• **課題の要件**: ビントゥルを訪ねた紀行文を、最後の文の後から書き継ぐこと。

• **本文**:
####################
サラワク州の州都・クチンと第二の街・ミリとのちょうど真ん中くらいに、ビントゥルという街がある。
ミリから長距離バスに揺られること約3時間。
そこは、石油会社・シェルが大規模に開発を手がけている、オイル産業の一大スポットだ。
その様を一目見たくて、私は一人、早朝の格安バスに乗り込んだ。
価格はミリから30リンギット(=約1020円)。3時間なら悪くない。
到着して市街地をぐるっと眺めた。
・・・想像していたよりつまらなさそうな印象。
コンクリート造りの同じような建物が並ぶ街並は、昔からこの辺りを牛耳っているんであろう華僑のにおいをプンプンと漂わせ、近くを流れる川や、その川辺にあるマーケットも、どことなく乱暴で煩雑とした雰囲気を持ち合わせていた。
「向こう岸に行くには、どうしたらいいんですか?」
####################
• **データセットのレコード**:
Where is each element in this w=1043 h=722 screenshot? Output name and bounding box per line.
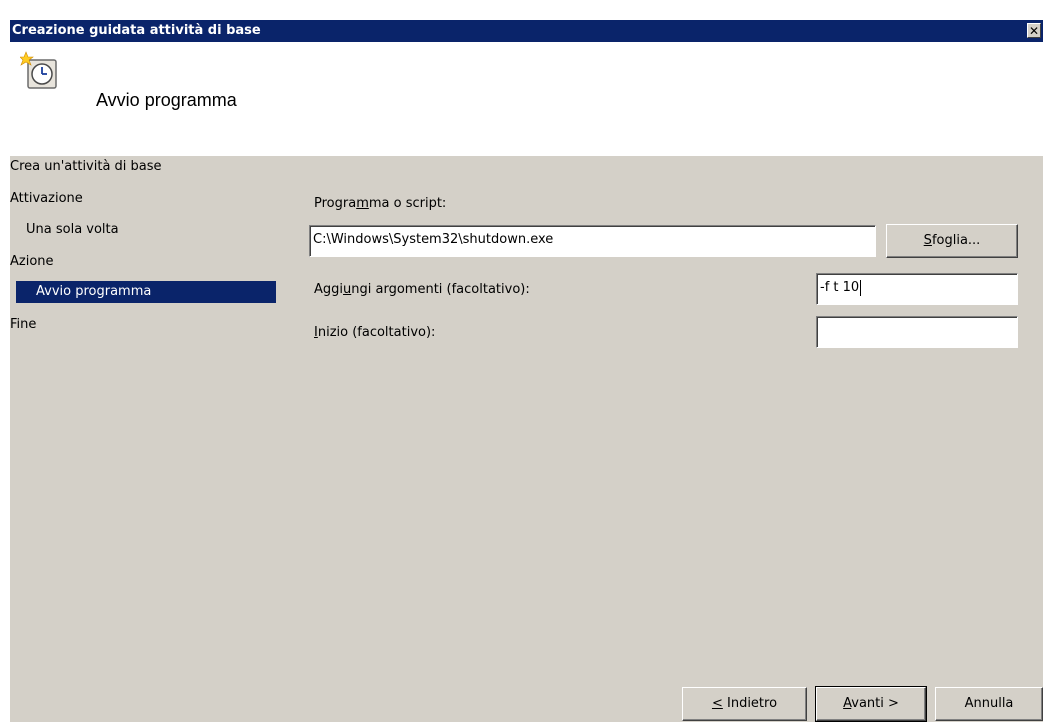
nav-step-create-task: Crea un'attività di base [10,159,162,174]
wizard-header: Avvio programma [10,42,1043,156]
browse-button[interactable]: Sfoglia... [886,224,1018,258]
wizard-window: Creazione guidata attività di base ✕ Avv… [10,20,1043,722]
nav-step-trigger: Attivazione [10,191,83,206]
nav-step-action: Azione [10,254,54,269]
arguments-input[interactable]: -f t 10 [816,273,1018,305]
program-input[interactable]: C:\Windows\System32\shutdown.exe [309,225,876,257]
title-bar: Creazione guidata attività di base ✕ [10,20,1043,42]
start-in-label: Inizio (facoltativo): [314,325,436,340]
scheduled-task-clock-icon [20,51,57,89]
close-button[interactable]: ✕ [1027,23,1041,38]
close-icon: ✕ [1028,24,1040,38]
nav-step-finish: Fine [10,317,37,332]
nav-step-once: Una sola volta [26,222,119,237]
next-button[interactable]: Avanti > [815,686,927,722]
window-title: Creazione guidata attività di base [12,23,261,38]
cancel-button[interactable]: Annulla [935,687,1043,721]
start-in-input[interactable] [816,316,1018,348]
program-label: Programma o script: [314,196,447,211]
page-title: Avvio programma [96,90,237,110]
arguments-label: Aggiungi argomenti (facoltativo): [314,282,530,297]
back-button[interactable]: < Indietro [682,687,807,721]
nav-step-start-program: Avvio programma [16,281,276,303]
text-cursor [860,279,862,296]
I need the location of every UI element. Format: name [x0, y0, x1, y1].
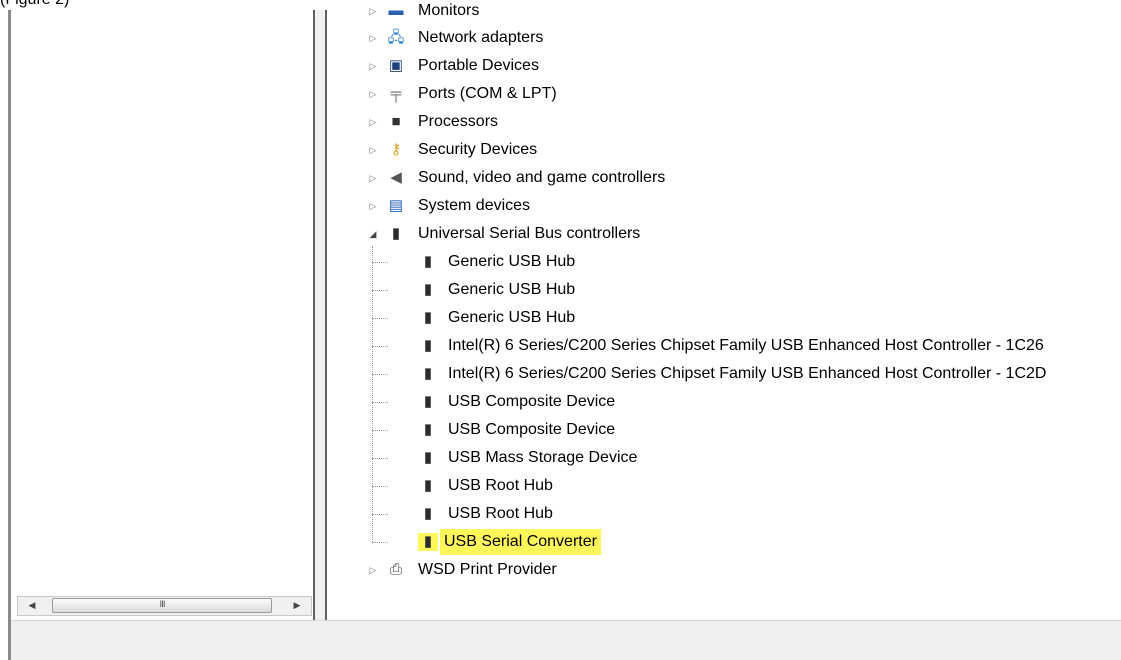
####################
• **回答**:
川の向こうに、大量の丸太が積み上げられているのが見えた。
“とりあえず、行くっきゃないだろ。”
そう思った私は、岸辺にいた見知らぬ人に船着き場の在処を聞いて回り、ようやくたどり着いた乗船場で客船をチャーターすることに成功。約10分間のチャーターで20リンギット(=約680円)という安さで船を独り占めすることになった。
伐採した木材の製材所は、見渡せる範囲で3ヶ所あった。いずれも川岸。
熱帯雨林から船で運ばれた丸太は、大海原に出る前にこうして加工されるらしい。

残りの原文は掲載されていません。